• **Instructions for the task**
Going through the material below, please gather all lines with the word "aiuto" in them.

• **Provided material**
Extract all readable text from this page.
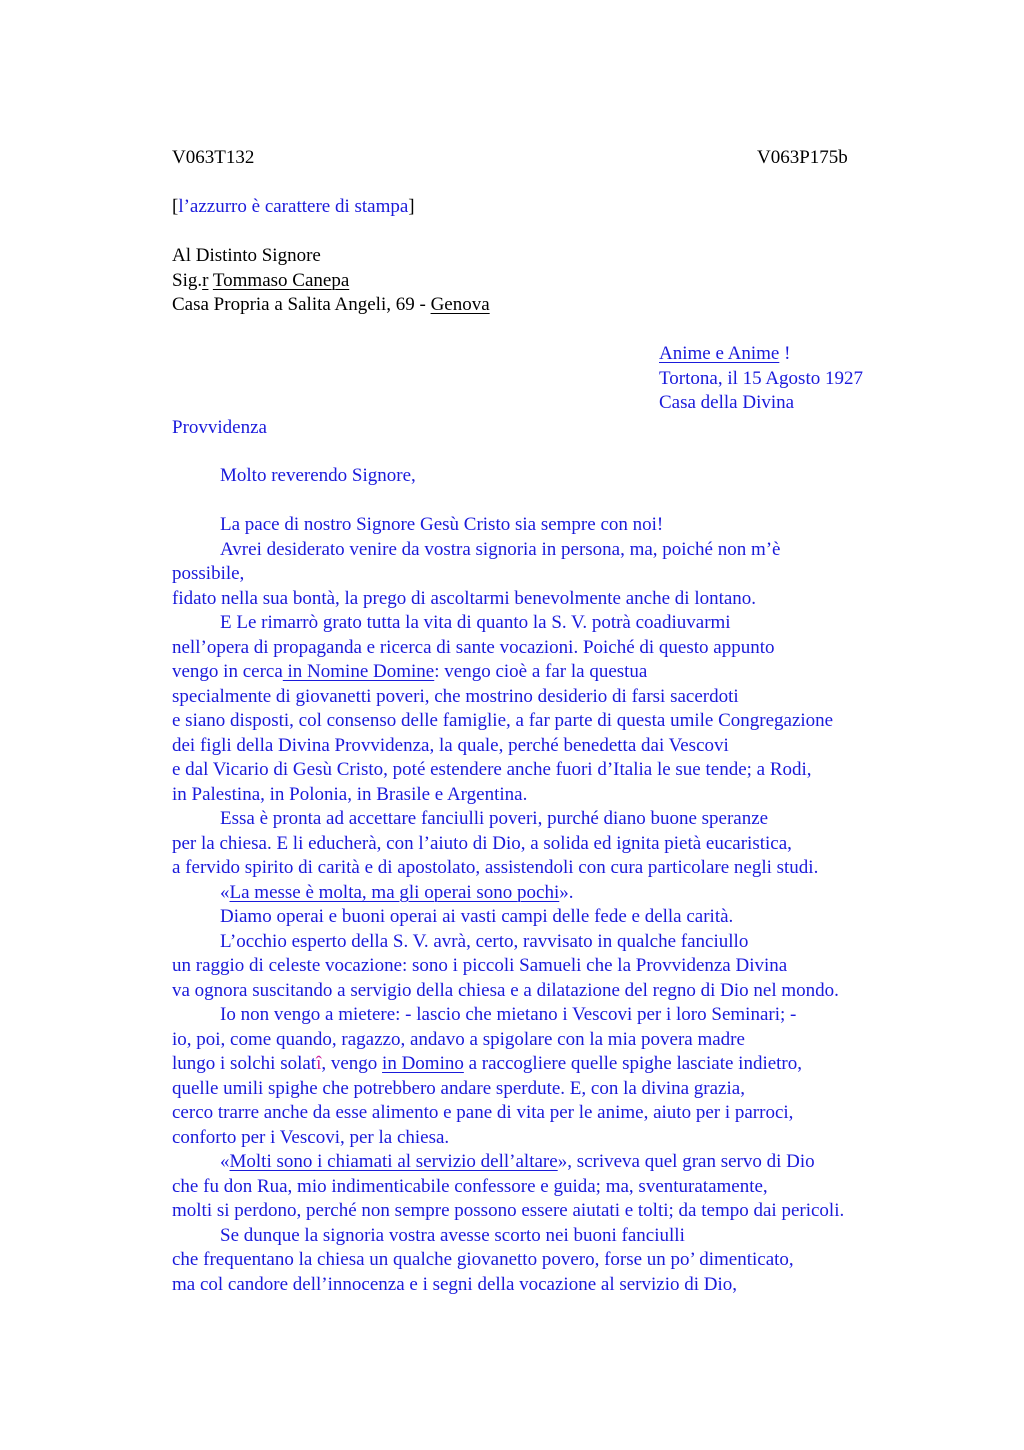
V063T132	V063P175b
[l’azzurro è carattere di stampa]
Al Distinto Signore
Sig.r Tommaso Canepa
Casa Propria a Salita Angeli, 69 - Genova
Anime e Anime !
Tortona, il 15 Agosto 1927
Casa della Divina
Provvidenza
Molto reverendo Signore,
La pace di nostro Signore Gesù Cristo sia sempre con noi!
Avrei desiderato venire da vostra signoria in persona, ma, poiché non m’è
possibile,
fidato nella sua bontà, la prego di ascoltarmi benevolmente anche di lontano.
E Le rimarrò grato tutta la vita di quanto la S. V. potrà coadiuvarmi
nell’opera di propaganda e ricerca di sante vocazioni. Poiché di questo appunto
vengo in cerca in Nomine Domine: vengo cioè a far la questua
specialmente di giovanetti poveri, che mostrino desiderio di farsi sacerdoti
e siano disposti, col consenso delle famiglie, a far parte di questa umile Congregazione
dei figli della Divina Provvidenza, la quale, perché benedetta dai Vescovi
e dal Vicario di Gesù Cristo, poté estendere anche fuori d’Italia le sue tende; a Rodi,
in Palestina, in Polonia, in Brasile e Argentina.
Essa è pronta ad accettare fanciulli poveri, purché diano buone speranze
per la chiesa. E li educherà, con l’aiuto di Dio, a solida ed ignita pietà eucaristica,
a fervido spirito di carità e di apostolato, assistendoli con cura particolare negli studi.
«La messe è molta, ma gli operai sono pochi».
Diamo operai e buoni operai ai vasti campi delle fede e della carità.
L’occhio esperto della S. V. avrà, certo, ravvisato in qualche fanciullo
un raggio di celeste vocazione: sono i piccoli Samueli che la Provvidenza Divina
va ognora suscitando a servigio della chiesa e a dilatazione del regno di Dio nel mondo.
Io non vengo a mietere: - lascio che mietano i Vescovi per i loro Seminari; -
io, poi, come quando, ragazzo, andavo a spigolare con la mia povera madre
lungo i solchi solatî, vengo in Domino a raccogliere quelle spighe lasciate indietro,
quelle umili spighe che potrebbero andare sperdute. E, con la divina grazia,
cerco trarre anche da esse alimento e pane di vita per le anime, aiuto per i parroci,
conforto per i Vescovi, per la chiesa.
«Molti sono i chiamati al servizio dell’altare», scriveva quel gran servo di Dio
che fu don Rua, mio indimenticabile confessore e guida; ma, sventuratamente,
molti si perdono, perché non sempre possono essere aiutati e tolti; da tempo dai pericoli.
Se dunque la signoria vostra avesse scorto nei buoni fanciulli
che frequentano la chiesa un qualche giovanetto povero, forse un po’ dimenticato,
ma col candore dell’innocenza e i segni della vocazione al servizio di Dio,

---

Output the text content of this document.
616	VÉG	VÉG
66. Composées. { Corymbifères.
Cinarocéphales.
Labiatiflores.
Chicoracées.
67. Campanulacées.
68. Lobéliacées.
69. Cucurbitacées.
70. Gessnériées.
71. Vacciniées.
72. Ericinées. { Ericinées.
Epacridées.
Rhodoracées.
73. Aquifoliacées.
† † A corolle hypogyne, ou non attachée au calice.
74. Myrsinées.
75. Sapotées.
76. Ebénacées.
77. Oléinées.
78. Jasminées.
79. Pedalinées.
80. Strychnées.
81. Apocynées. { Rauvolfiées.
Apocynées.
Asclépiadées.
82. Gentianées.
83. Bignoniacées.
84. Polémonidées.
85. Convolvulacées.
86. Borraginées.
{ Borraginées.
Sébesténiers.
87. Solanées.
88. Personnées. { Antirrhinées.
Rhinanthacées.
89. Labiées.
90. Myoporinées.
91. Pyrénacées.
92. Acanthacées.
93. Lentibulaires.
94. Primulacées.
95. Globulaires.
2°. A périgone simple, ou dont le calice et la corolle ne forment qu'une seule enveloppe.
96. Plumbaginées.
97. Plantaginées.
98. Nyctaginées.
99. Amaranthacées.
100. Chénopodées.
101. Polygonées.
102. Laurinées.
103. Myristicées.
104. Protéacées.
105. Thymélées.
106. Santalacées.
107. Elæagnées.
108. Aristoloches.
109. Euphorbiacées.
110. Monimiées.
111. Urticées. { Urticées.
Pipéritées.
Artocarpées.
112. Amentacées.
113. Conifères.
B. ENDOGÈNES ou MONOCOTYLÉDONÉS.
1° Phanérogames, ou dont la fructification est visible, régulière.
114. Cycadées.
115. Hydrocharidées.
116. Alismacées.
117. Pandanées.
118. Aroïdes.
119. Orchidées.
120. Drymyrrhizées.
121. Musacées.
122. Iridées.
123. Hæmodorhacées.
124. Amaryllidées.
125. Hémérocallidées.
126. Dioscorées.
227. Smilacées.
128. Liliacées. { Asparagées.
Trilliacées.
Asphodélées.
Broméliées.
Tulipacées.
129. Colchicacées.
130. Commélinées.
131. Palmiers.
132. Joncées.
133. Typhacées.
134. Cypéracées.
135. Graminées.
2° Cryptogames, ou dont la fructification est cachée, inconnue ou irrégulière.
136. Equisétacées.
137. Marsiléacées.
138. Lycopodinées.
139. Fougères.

• **Answer below**
per la chiesa. E li educherà, con l’aiuto di Dio, a solida ed ignita pietà eucaristica,
cerco trarre anche da esse alimento e pane di vita per le anime, aiuto per i parroci,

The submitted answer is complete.